**WORK TO DO:**
Reproduce every entry below precisely; do not include the pictures.
++++
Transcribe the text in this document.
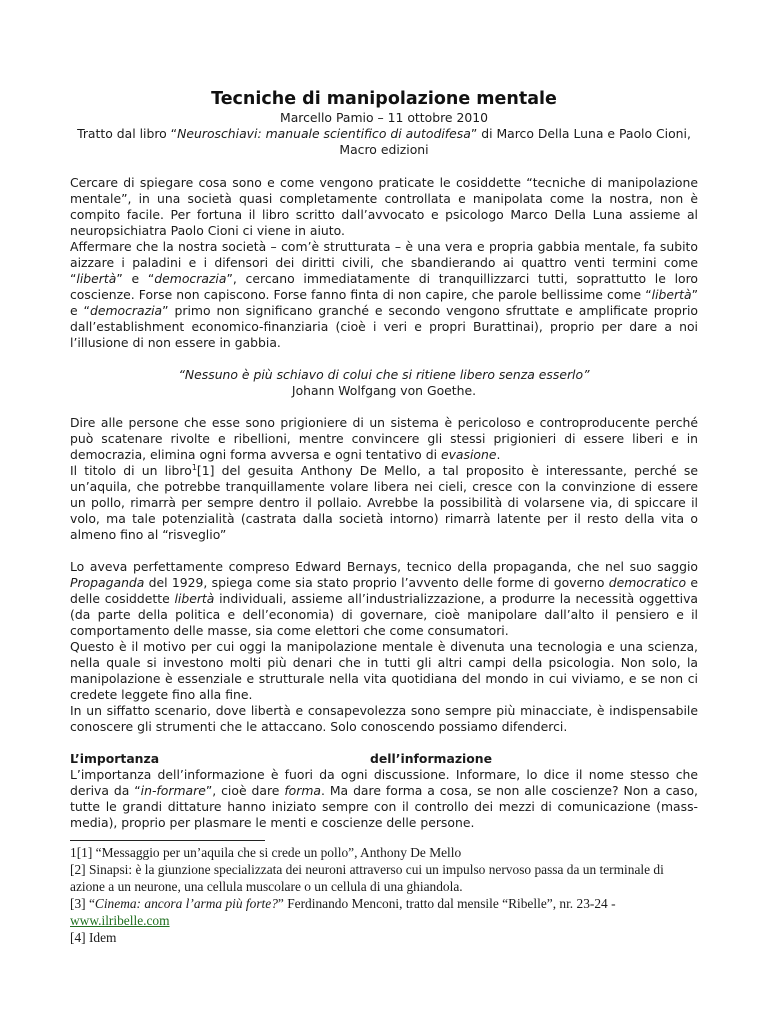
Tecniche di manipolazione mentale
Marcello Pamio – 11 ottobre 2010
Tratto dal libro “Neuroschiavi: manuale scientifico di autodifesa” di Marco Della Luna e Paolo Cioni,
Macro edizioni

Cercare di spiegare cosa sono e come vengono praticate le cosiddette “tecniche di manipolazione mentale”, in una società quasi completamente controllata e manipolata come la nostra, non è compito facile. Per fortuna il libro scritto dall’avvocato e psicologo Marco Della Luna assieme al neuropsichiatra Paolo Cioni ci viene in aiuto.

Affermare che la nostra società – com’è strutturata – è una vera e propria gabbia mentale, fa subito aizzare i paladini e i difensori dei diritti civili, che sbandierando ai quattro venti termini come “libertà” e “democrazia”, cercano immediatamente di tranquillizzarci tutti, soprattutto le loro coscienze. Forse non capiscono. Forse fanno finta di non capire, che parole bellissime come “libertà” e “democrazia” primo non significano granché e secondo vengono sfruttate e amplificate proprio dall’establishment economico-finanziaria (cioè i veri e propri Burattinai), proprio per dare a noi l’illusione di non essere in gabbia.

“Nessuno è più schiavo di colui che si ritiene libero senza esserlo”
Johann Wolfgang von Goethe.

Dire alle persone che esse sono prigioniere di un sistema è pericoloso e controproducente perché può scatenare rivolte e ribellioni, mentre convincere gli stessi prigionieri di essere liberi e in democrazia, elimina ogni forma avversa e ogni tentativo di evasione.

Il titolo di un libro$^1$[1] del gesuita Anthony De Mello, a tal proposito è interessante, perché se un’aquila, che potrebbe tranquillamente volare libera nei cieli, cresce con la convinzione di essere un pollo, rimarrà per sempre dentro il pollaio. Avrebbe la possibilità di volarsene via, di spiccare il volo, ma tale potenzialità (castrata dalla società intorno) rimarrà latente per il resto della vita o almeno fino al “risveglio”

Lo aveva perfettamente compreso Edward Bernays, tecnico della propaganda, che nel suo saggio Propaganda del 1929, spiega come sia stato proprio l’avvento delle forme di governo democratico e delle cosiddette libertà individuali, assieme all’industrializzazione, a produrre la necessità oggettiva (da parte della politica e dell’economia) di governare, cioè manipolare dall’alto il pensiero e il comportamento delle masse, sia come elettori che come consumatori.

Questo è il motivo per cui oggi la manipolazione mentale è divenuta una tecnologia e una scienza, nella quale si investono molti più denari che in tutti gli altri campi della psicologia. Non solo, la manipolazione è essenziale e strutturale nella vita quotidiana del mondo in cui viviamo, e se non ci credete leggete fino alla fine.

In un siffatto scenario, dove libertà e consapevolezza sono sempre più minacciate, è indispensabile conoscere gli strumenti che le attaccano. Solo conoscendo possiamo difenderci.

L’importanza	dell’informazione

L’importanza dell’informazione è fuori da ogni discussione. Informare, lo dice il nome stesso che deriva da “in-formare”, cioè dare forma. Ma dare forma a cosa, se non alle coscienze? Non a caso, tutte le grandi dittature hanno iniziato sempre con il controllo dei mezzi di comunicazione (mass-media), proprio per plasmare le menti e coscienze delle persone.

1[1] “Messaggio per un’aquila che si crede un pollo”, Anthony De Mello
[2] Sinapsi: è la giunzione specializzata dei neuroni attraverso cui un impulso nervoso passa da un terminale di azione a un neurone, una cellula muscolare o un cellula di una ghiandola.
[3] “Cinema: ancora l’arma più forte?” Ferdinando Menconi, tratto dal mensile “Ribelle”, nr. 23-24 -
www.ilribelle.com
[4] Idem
++++
**TASK RESPONSE:**
Transcribe the text in this document.
Tecniche di manipolazione mentale
Marcello Pamio – 11 ottobre 2010
Tratto dal libro “Neuroschiavi: manuale scientifico di autodifesa” di Marco Della Luna e Paolo Cioni,
Macro edizioni

Cercare di spiegare cosa sono e come vengono praticate le cosiddette “tecniche di manipolazione mentale”, in una società quasi completamente controllata e manipolata come la nostra, non è compito facile. Per fortuna il libro scritto dall’avvocato e psicologo Marco Della Luna assieme al neuropsichiatra Paolo Cioni ci viene in aiuto.

Affermare che la nostra società – com’è strutturata – è una vera e propria gabbia mentale, fa subito aizzare i paladini e i difensori dei diritti civili, che sbandierando ai quattro venti termini come “libertà” e “democrazia”, cercano immediatamente di tranquillizzarci tutti, soprattutto le loro coscienze. Forse non capiscono. Forse fanno finta di non capire, che parole bellissime come “libertà” e “democrazia” primo non significano granché e secondo vengono sfruttate e amplificate proprio dall’establishment economico-finanziaria (cioè i veri e propri Burattinai), proprio per dare a noi l’illusione di non essere in gabbia.

“Nessuno è più schiavo di colui che si ritiene libero senza esserlo”
Johann Wolfgang von Goethe.

Dire alle persone che esse sono prigioniere di un sistema è pericoloso e controproducente perché può scatenare rivolte e ribellioni, mentre convincere gli stessi prigionieri di essere liberi e in democrazia, elimina ogni forma avversa e ogni tentativo di evasione.

Il titolo di un libro$^1$[1] del gesuita Anthony De Mello, a tal proposito è interessante, perché se un’aquila, che potrebbe tranquillamente volare libera nei cieli, cresce con la convinzione di essere un pollo, rimarrà per sempre dentro il pollaio. Avrebbe la possibilità di volarsene via, di spiccare il volo, ma tale potenzialità (castrata dalla società intorno) rimarrà latente per il resto della vita o almeno fino al “risveglio”

Lo aveva perfettamente compreso Edward Bernays, tecnico della propaganda, che nel suo saggio Propaganda del 1929, spiega come sia stato proprio l’avvento delle forme di governo democratico e delle cosiddette libertà individuali, assieme all’industrializzazione, a produrre la necessità oggettiva (da parte della politica e dell’economia) di governare, cioè manipolare dall’alto il pensiero e il comportamento delle masse, sia come elettori che come consumatori.

Questo è il motivo per cui oggi la manipolazione mentale è divenuta una tecnologia e una scienza, nella quale si investono molti più denari che in tutti gli altri campi della psicologia. Non solo, la manipolazione è essenziale e strutturale nella vita quotidiana del mondo in cui viviamo, e se non ci credete leggete fino alla fine.

In un siffatto scenario, dove libertà e consapevolezza sono sempre più minacciate, è indispensabile conoscere gli strumenti che le attaccano. Solo conoscendo possiamo difenderci.

L’importanza	dell’informazione

L’importanza dell’informazione è fuori da ogni discussione. Informare, lo dice il nome stesso che deriva da “in-formare”, cioè dare forma. Ma dare forma a cosa, se non alle coscienze? Non a caso, tutte le grandi dittature hanno iniziato sempre con il controllo dei mezzi di comunicazione (mass-media), proprio per plasmare le menti e coscienze delle persone.

1[1] “Messaggio per un’aquila che si crede un pollo”, Anthony De Mello
[2] Sinapsi: è la giunzione specializzata dei neuroni attraverso cui un impulso nervoso passa da un terminale di azione a un neurone, una cellula muscolare o un cellula di una ghiandola.
[3] “Cinema: ancora l’arma più forte?” Ferdinando Menconi, tratto dal mensile “Ribelle”, nr. 23-24 -
www.ilribelle.com
[4] Idem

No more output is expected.